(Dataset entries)
┌──

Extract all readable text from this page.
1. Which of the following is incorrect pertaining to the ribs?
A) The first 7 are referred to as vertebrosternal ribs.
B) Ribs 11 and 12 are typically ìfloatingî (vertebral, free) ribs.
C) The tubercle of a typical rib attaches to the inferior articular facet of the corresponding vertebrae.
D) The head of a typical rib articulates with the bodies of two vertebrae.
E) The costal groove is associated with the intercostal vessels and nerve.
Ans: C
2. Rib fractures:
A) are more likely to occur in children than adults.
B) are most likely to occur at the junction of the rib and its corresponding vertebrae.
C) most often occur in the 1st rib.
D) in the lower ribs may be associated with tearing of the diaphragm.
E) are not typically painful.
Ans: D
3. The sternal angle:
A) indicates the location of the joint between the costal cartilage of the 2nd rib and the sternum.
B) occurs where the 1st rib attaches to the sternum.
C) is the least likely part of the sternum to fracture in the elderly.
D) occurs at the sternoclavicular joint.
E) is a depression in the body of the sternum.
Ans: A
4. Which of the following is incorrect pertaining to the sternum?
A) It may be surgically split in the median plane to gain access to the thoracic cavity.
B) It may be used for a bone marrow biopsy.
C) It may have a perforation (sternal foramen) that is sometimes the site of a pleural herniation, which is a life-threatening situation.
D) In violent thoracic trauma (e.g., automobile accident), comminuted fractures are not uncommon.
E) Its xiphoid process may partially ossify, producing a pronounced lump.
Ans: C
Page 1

└──

REQUIRED WORK: Give the listing above again, word for word.

OUTPUT FOR THIS EXERCISE:
Extract all readable text from this page.
1. Which of the following is incorrect pertaining to the ribs?
A) The first 7 are referred to as vertebrosternal ribs.
B) Ribs 11 and 12 are typically ìfloatingî (vertebral, free) ribs.
C) The tubercle of a typical rib attaches to the inferior articular facet of the corresponding vertebrae.
D) The head of a typical rib articulates with the bodies of two vertebrae.
E) The costal groove is associated with the intercostal vessels and nerve.
Ans: C
2. Rib fractures:
A) are more likely to occur in children than adults.
B) are most likely to occur at the junction of the rib and its corresponding vertebrae.
C) most often occur in the 1st rib.
D) in the lower ribs may be associated with tearing of the diaphragm.
E) are not typically painful.
Ans: D
3. The sternal angle:
A) indicates the location of the joint between the costal cartilage of the 2nd rib and the sternum.
B) occurs where the 1st rib attaches to the sternum.
C) is the least likely part of the sternum to fracture in the elderly.
D) occurs at the sternoclavicular joint.
E) is a depression in the body of the sternum.
Ans: A
4. Which of the following is incorrect pertaining to the sternum?
A) It may be surgically split in the median plane to gain access to the thoracic cavity.
B) It may be used for a bone marrow biopsy.
C) It may have a perforation (sternal foramen) that is sometimes the site of a pleural herniation, which is a life-threatening situation.
D) In violent thoracic trauma (e.g., automobile accident), comminuted fractures are not uncommon.
E) Its xiphoid process may partially ossify, producing a pronounced lump.
Ans: C
Page 1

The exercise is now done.